## BEGIN Source records

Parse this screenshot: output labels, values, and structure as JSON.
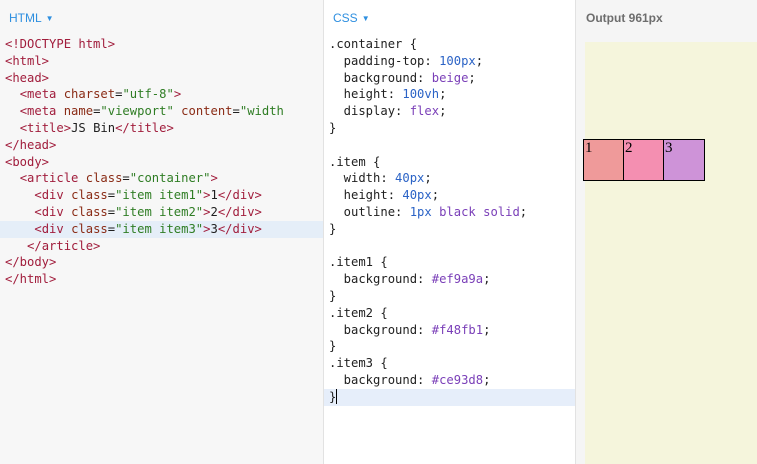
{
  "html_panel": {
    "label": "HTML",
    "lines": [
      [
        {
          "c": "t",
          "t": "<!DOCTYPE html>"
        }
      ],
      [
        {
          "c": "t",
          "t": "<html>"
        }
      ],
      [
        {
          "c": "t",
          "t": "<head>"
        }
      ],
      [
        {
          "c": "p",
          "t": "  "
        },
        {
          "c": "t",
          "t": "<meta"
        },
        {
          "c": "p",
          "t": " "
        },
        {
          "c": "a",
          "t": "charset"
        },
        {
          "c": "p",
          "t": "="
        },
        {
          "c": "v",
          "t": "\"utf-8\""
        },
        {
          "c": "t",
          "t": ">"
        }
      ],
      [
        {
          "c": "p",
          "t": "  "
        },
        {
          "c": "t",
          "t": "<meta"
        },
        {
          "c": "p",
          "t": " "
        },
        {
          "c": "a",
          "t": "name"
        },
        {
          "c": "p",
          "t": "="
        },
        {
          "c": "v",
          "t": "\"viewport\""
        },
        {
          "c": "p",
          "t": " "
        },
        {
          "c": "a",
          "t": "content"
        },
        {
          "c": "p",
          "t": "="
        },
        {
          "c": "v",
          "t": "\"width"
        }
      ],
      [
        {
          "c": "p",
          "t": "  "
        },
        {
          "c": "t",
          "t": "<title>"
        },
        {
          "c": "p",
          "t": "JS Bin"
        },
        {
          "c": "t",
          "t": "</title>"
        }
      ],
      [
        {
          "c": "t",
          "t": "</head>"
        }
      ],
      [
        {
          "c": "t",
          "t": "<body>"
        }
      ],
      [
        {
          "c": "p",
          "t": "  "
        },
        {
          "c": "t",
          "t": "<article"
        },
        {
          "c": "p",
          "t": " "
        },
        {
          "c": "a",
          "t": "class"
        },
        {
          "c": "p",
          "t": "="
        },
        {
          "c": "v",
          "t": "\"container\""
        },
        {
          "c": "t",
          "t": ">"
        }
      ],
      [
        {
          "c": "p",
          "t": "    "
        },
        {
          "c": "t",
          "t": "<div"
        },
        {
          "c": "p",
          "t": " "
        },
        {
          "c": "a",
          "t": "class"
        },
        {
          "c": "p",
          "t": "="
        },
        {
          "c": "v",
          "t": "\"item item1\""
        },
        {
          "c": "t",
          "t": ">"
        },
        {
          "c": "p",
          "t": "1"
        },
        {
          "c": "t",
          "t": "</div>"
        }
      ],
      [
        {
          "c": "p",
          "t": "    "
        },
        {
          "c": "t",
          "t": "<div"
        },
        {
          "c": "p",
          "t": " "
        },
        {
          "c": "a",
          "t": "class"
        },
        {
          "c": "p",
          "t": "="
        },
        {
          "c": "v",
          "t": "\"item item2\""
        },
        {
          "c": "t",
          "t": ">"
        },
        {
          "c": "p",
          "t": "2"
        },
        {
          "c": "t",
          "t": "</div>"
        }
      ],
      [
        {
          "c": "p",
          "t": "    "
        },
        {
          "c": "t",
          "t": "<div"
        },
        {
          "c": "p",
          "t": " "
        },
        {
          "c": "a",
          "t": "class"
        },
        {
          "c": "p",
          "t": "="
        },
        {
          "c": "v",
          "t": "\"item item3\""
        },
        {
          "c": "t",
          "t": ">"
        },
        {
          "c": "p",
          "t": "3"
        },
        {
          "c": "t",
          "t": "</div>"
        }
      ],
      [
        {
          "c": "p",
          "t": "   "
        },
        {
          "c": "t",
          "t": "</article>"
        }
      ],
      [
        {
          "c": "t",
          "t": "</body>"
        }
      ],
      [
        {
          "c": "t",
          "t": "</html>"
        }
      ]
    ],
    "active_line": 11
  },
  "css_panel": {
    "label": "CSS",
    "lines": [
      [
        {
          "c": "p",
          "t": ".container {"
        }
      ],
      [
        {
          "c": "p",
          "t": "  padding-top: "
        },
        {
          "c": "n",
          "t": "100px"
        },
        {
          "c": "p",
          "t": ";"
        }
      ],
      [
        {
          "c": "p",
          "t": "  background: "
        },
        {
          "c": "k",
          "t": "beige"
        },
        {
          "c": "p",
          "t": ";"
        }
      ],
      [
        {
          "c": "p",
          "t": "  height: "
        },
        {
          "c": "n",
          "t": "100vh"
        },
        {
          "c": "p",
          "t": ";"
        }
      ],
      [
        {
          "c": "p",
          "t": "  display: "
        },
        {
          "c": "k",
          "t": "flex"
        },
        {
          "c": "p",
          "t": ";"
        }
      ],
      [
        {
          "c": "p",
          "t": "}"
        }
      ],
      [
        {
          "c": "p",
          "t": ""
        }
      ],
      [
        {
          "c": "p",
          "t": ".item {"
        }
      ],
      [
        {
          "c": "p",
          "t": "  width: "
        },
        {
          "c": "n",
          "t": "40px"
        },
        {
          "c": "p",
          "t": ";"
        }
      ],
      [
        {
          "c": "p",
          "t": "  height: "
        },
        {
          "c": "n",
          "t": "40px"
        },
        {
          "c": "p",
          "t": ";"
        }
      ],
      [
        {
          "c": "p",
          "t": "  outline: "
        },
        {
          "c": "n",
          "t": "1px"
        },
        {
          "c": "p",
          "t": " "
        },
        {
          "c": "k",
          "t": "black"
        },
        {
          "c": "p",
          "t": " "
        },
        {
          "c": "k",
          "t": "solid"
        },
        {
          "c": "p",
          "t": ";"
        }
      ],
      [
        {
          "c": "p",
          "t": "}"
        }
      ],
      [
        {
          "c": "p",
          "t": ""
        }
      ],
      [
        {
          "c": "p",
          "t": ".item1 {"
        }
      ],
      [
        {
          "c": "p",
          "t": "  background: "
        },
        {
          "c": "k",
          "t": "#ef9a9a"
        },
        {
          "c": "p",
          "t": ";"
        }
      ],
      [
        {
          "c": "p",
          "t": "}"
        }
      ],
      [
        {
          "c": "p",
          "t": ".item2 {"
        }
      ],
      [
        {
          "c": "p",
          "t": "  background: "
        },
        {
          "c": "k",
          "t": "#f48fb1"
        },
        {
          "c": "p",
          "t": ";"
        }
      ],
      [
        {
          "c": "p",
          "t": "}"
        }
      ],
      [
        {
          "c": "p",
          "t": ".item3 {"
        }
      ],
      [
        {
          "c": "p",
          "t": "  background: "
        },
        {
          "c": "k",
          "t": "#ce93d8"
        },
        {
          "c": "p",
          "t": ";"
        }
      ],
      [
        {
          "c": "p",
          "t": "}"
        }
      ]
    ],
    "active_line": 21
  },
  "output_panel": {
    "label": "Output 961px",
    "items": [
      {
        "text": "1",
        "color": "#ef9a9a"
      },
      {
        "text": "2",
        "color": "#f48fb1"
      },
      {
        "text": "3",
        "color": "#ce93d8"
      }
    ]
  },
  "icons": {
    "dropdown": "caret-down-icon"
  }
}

## END Source records
## BEGIN Source records

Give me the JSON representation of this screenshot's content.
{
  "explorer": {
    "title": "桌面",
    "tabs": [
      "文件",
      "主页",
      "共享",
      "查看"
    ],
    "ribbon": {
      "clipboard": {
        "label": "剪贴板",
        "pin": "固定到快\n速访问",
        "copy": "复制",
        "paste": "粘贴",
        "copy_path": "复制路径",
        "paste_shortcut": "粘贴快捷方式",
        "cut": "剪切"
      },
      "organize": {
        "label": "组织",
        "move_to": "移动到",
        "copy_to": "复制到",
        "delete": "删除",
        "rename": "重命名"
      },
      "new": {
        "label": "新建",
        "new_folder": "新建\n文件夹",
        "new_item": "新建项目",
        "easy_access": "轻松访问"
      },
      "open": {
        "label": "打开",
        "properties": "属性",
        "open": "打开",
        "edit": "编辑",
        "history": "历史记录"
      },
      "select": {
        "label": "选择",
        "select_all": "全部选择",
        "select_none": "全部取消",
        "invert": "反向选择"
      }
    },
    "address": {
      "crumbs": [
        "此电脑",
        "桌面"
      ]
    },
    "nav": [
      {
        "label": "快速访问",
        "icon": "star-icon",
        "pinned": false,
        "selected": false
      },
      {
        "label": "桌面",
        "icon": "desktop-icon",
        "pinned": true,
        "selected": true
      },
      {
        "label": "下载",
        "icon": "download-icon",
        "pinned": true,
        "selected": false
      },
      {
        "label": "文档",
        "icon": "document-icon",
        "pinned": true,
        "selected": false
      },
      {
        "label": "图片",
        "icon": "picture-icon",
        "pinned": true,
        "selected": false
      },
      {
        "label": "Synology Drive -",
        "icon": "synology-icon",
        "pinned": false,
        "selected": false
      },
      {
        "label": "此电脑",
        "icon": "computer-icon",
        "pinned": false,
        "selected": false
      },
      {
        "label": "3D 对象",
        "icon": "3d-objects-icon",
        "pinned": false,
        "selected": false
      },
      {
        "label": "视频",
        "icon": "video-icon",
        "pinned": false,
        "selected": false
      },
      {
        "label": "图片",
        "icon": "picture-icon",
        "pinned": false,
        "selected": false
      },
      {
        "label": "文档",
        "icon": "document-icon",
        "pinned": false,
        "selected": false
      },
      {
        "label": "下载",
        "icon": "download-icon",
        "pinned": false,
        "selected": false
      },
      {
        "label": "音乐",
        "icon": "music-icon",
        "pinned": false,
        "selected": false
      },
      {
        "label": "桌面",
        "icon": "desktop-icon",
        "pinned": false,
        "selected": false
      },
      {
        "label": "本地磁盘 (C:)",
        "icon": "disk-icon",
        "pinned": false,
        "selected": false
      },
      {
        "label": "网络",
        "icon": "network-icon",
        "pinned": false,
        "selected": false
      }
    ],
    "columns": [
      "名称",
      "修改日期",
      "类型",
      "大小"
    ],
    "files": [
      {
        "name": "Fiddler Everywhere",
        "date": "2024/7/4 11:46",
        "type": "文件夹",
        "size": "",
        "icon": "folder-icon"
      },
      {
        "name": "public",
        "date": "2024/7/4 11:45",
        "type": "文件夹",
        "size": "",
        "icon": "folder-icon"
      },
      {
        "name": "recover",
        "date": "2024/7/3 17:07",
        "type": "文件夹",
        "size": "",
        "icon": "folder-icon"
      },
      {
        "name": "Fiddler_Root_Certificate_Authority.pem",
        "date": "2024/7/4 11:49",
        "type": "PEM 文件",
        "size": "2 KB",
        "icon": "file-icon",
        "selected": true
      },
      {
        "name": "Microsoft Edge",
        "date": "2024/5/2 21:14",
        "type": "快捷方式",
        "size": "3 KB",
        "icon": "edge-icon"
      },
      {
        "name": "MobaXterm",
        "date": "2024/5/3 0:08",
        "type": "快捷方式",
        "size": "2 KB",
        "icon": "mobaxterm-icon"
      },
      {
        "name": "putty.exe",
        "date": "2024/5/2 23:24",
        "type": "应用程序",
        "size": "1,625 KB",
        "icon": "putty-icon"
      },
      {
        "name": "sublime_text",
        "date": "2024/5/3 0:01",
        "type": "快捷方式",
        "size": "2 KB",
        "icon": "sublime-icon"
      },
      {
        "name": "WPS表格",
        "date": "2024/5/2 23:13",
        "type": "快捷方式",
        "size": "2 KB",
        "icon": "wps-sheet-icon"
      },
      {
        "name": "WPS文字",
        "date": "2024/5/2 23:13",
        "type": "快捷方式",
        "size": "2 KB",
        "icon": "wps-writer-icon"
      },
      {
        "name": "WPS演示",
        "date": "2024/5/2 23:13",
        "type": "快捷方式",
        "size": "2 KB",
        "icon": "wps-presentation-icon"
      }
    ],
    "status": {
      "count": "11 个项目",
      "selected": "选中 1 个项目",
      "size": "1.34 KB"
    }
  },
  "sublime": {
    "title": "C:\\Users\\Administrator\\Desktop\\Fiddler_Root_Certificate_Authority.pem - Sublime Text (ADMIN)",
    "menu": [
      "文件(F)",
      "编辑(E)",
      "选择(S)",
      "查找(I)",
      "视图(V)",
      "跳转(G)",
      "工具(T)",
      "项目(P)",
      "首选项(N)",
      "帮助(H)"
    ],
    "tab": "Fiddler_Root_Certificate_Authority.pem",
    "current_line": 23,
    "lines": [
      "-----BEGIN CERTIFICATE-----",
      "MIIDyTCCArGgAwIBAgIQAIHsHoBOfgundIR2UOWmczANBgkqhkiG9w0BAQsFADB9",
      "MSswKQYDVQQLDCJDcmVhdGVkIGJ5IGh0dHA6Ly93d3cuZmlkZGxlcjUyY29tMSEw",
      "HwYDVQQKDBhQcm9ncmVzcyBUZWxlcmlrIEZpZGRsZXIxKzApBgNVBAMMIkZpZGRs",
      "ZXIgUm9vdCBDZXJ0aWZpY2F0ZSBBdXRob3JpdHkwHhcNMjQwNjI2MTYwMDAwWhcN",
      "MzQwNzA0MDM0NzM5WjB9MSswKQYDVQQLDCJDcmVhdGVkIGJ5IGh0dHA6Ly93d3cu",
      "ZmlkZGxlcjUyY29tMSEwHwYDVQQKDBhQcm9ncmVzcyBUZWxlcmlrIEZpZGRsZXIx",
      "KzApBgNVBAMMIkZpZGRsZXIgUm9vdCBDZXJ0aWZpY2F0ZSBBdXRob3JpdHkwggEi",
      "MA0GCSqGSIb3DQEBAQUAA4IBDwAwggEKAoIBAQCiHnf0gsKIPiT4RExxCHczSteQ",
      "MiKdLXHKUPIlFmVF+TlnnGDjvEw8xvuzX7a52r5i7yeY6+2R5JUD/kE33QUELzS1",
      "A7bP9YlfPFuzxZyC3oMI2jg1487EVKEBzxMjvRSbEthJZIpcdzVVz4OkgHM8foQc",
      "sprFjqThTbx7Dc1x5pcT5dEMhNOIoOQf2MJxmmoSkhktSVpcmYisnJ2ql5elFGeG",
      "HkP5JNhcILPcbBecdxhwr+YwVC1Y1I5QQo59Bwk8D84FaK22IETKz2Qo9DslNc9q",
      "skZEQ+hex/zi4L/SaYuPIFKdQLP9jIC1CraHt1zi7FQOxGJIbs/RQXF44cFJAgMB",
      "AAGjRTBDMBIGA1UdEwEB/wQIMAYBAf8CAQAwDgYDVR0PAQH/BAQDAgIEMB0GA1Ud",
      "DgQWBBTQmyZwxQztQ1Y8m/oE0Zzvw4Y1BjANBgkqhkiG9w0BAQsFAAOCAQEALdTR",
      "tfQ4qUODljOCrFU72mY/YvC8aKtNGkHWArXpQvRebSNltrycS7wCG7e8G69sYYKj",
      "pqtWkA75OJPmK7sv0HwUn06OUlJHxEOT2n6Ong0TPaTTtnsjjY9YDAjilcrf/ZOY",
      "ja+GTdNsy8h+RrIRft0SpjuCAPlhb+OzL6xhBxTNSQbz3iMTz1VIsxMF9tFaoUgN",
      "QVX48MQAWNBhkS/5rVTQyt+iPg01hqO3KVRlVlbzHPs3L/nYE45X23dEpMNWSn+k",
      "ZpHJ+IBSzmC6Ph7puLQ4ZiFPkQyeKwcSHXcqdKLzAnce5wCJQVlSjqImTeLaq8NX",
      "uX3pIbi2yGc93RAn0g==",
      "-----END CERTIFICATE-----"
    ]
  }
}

## END Source records

_Exercise brief_
Identify the lines of the entries containing the string "this". Copy each such line.

_Written solution_
Parse this screenshot: output labels, values, and structure as JSON.
Give me the JSON representation of this screenshot's content.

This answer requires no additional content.